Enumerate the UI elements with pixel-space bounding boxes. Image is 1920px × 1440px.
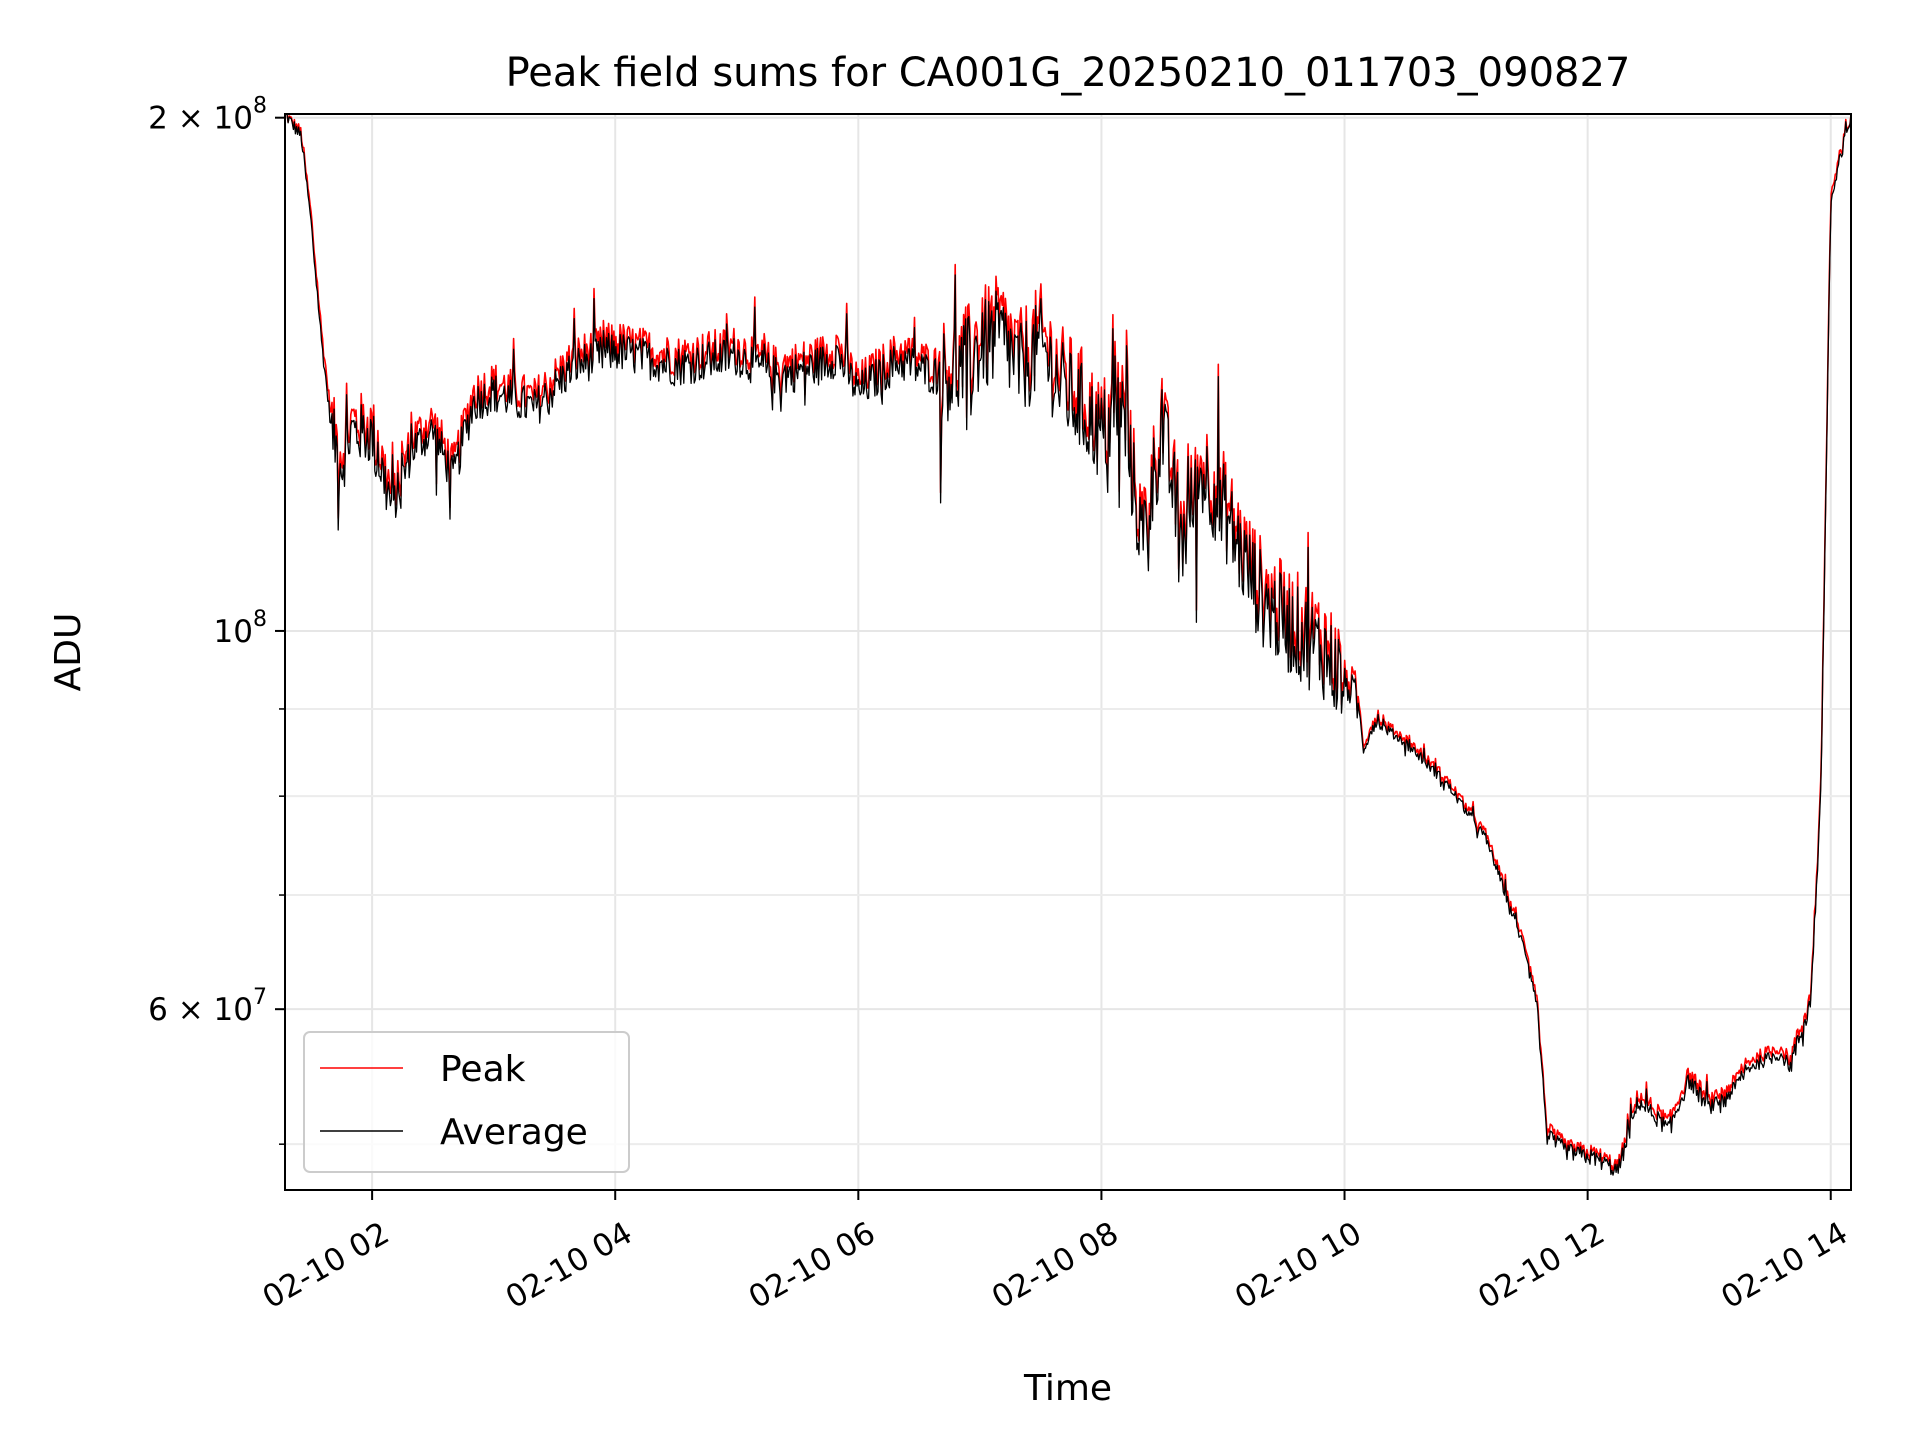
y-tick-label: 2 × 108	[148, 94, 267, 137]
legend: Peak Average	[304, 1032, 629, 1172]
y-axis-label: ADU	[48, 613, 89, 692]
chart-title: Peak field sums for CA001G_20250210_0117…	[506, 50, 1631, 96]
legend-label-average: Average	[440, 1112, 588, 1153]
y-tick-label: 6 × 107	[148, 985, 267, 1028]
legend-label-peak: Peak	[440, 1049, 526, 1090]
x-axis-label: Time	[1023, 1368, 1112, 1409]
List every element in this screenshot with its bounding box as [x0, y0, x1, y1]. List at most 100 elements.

- [Da fare] Converti tutte le righe dei dati qui sopra in una lista JSON di stringhe, con una stringa per ogni riga. Ometti le righe vuote e le immagini.

- [Risultato atteso]
[
  "Enumerate the UI elements with pixel-space bounding boxes. Image is 1920px × 1440px.",
  "y-tick-label: 2 × 108\t[148, 94, 267, 137]",
  "legend: Peak Average\t[304, 1032, 629, 1172]",
  "y-axis-label: ADU\t[48, 613, 89, 692]",
  "chart-title: Peak field sums for CA001G_20250210_0117…\t[506, 50, 1631, 96]",
  "legend-label-average: Average\t[440, 1112, 588, 1153]",
  "y-tick-label: 6 × 107\t[148, 985, 267, 1028]",
  "legend-label-peak: Peak\t[440, 1049, 526, 1090]",
  "x-axis-label: Time\t[1023, 1368, 1112, 1409]",
  "List every element in this screenshot with its bounding box as [x0, y0, x1, y1]. List at most 100 elements."
]